## EXERCISE TASK
Write out the listing in full, matching it word for word.

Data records
···

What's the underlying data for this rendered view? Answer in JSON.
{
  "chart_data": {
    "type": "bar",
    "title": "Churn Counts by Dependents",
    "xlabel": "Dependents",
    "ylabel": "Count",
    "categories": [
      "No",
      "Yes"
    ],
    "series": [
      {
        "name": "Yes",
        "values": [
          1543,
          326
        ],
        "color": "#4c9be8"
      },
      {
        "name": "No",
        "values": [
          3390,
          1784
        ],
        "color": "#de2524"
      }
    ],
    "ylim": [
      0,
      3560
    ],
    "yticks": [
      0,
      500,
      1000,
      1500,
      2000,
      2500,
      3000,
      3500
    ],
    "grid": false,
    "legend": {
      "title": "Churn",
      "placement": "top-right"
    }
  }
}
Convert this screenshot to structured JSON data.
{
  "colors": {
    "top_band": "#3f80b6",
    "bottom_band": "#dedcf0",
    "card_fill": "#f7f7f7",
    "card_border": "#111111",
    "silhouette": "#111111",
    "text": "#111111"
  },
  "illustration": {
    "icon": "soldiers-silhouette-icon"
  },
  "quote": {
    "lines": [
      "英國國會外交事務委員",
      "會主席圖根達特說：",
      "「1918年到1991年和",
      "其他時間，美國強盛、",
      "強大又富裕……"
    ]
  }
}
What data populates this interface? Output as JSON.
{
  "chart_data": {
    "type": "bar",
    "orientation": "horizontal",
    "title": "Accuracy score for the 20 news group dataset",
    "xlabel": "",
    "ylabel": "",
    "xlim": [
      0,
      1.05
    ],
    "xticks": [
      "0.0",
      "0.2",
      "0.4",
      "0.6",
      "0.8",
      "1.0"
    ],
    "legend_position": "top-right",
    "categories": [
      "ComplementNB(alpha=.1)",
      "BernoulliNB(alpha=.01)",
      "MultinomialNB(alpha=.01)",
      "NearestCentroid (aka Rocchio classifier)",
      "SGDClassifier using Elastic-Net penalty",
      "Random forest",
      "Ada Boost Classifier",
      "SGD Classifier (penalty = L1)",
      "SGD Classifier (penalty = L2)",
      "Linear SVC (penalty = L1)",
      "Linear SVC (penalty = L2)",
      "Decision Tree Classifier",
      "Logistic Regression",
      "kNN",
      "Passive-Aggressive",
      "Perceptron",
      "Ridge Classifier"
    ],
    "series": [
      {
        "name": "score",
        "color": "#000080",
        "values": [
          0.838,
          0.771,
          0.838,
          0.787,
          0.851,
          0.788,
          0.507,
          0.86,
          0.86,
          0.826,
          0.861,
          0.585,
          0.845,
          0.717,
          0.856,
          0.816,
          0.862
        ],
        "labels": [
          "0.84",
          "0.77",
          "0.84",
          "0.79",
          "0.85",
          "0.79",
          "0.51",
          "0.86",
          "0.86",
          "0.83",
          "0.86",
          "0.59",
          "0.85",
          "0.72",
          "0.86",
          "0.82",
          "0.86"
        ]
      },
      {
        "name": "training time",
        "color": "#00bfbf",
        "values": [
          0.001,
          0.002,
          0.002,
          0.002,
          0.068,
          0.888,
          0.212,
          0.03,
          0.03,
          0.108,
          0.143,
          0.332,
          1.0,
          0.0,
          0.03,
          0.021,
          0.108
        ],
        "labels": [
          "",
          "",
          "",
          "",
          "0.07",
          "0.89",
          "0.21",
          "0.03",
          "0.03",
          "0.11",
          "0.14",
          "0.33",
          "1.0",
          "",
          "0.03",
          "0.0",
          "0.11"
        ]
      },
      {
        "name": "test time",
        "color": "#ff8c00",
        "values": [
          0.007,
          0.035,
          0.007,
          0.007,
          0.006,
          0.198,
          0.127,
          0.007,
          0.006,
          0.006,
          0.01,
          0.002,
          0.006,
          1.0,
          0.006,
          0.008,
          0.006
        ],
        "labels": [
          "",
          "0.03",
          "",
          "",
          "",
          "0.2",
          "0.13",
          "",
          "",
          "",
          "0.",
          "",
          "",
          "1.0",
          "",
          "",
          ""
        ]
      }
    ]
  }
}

···

## RIGHT ANSWER
What's the underlying data for this rendered view? Answer in JSON.
{
  "chart_data": {
    "type": "bar",
    "title": "Churn Counts by Dependents",
    "xlabel": "Dependents",
    "ylabel": "Count",
    "categories": [
      "No",
      "Yes"
    ],
    "series": [
      {
        "name": "Yes",
        "values": [
          1543,
          326
        ],
        "color": "#4c9be8"
      },
      {
        "name": "No",
        "values": [
          3390,
          1784
        ],
        "color": "#de2524"
      }
    ],
    "ylim": [
      0,
      3560
    ],
    "yticks": [
      0,
      500,
      1000,
      1500,
      2000,
      2500,
      3000,
      3500
    ],
    "grid": false,
    "legend": {
      "title": "Churn",
      "placement": "top-right"
    }
  }
}
Convert this screenshot to structured JSON data.
{
  "colors": {
    "top_band": "#3f80b6",
    "bottom_band": "#dedcf0",
    "card_fill": "#f7f7f7",
    "card_border": "#111111",
    "silhouette": "#111111",
    "text": "#111111"
  },
  "illustration": {
    "icon": "soldiers-silhouette-icon"
  },
  "quote": {
    "lines": [
      "英國國會外交事務委員",
      "會主席圖根達特說：",
      "「1918年到1991年和",
      "其他時間，美國強盛、",
      "強大又富裕……"
    ]
  }
}
What data populates this interface? Output as JSON.
{
  "chart_data": {
    "type": "bar",
    "orientation": "horizontal",
    "title": "Accuracy score for the 20 news group dataset",
    "xlabel": "",
    "ylabel": "",
    "xlim": [
      0,
      1.05
    ],
    "xticks": [
      "0.0",
      "0.2",
      "0.4",
      "0.6",
      "0.8",
      "1.0"
    ],
    "legend_position": "top-right",
    "categories": [
      "ComplementNB(alpha=.1)",
      "BernoulliNB(alpha=.01)",
      "MultinomialNB(alpha=.01)",
      "NearestCentroid (aka Rocchio classifier)",
      "SGDClassifier using Elastic-Net penalty",
      "Random forest",
      "Ada Boost Classifier",
      "SGD Classifier (penalty = L1)",
      "SGD Classifier (penalty = L2)",
      "Linear SVC (penalty = L1)",
      "Linear SVC (penalty = L2)",
      "Decision Tree Classifier",
      "Logistic Regression",
      "kNN",
      "Passive-Aggressive",
      "Perceptron",
      "Ridge Classifier"
    ],
    "series": [
      {
        "name": "score",
        "color": "#000080",
        "values": [
          0.838,
          0.771,
          0.838,
          0.787,
          0.851,
          0.788,
          0.507,
          0.86,
          0.86,
          0.826,
          0.861,
          0.585,
          0.845,
          0.717,
          0.856,
          0.816,
          0.862
        ],
        "labels": [
          "0.84",
          "0.77",
          "0.84",
          "0.79",
          "0.85",
          "0.79",
          "0.51",
          "0.86",
          "0.86",
          "0.83",
          "0.86",
          "0.59",
          "0.85",
          "0.72",
          "0.86",
          "0.82",
          "0.86"
        ]
      },
      {
        "name": "training time",
        "color": "#00bfbf",
        "values": [
          0.001,
          0.002,
          0.002,
          0.002,
          0.068,
          0.888,
          0.212,
          0.03,
          0.03,
          0.108,
          0.143,
          0.332,
          1.0,
          0.0,
          0.03,
          0.021,
          0.108
        ],
        "labels": [
          "",
          "",
          "",
          "",
          "0.07",
          "0.89",
          "0.21",
          "0.03",
          "0.03",
          "0.11",
          "0.14",
          "0.33",
          "1.0",
          "",
          "0.03",
          "0.0",
          "0.11"
        ]
      },
      {
        "name": "test time",
        "color": "#ff8c00",
        "values": [
          0.007,
          0.035,
          0.007,
          0.007,
          0.006,
          0.198,
          0.127,
          0.007,
          0.006,
          0.006,
          0.01,
          0.002,
          0.006,
          1.0,
          0.006,
          0.008,
          0.006
        ],
        "labels": [
          "",
          "0.03",
          "",
          "",
          "",
          "0.2",
          "0.13",
          "",
          "",
          "",
          "0.",
          "",
          "",
          "1.0",
          "",
          "",
          ""
        ]
      }
    ]
  }
}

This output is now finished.